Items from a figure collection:
···

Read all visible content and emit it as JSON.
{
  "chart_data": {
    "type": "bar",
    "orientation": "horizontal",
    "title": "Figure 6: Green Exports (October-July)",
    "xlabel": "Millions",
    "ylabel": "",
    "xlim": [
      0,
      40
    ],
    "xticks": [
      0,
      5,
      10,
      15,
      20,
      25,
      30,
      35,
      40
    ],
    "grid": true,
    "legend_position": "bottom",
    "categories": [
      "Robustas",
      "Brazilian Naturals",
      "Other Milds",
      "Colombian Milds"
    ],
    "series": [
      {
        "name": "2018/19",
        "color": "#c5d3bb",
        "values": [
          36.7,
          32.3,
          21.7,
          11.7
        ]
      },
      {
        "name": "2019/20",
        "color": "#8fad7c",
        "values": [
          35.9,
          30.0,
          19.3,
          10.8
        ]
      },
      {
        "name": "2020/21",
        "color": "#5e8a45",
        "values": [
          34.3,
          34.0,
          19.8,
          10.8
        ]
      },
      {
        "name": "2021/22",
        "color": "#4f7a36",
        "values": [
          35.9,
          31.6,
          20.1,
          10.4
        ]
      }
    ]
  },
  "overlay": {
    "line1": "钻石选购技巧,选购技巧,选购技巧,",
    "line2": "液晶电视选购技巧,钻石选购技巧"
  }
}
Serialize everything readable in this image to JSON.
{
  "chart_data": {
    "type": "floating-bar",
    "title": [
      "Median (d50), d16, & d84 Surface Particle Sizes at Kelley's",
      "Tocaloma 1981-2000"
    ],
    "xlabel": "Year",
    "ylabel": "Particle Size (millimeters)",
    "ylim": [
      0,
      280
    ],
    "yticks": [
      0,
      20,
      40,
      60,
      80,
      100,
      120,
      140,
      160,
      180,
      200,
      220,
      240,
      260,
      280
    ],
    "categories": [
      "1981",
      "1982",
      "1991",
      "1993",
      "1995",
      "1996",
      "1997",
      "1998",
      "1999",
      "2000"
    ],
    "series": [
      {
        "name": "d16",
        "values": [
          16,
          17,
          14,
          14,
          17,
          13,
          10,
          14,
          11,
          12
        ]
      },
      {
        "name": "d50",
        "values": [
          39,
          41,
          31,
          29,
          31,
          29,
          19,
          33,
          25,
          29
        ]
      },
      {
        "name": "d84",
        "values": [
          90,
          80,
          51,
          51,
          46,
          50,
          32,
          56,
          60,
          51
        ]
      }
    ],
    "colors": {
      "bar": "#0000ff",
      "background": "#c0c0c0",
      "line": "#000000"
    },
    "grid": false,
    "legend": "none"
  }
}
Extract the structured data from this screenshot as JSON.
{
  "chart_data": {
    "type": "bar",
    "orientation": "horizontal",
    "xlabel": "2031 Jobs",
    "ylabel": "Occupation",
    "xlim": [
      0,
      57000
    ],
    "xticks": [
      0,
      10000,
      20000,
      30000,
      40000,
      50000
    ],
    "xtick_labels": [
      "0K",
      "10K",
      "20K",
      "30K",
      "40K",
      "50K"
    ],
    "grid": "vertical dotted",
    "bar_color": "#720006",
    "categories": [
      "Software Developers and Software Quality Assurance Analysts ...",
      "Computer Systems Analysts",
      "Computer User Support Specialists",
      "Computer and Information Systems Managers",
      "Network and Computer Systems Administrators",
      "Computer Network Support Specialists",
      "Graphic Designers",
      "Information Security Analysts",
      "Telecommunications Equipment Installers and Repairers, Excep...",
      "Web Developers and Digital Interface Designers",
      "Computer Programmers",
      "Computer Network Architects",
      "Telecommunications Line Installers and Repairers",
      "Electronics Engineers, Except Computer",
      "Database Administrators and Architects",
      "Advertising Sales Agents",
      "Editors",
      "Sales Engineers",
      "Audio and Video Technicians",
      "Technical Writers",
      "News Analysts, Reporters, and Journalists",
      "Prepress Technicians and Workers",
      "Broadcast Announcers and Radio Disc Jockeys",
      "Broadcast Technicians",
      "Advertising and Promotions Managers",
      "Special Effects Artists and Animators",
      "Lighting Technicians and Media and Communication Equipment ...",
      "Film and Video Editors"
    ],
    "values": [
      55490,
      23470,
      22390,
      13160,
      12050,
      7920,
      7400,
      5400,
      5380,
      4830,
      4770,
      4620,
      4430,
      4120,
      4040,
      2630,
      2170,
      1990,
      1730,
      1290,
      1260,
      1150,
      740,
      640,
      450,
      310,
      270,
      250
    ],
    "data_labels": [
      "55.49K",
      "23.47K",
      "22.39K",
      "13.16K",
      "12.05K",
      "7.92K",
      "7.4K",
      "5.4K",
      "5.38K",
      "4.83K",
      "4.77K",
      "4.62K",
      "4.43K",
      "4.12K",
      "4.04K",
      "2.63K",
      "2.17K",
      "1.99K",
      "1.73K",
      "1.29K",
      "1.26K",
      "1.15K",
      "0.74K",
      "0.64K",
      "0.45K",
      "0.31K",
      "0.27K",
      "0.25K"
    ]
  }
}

···

> **What the task asks**: Across all the entries, count the lines that contain the word "title" and give the number by itself.

> **Response for this exercise**: 2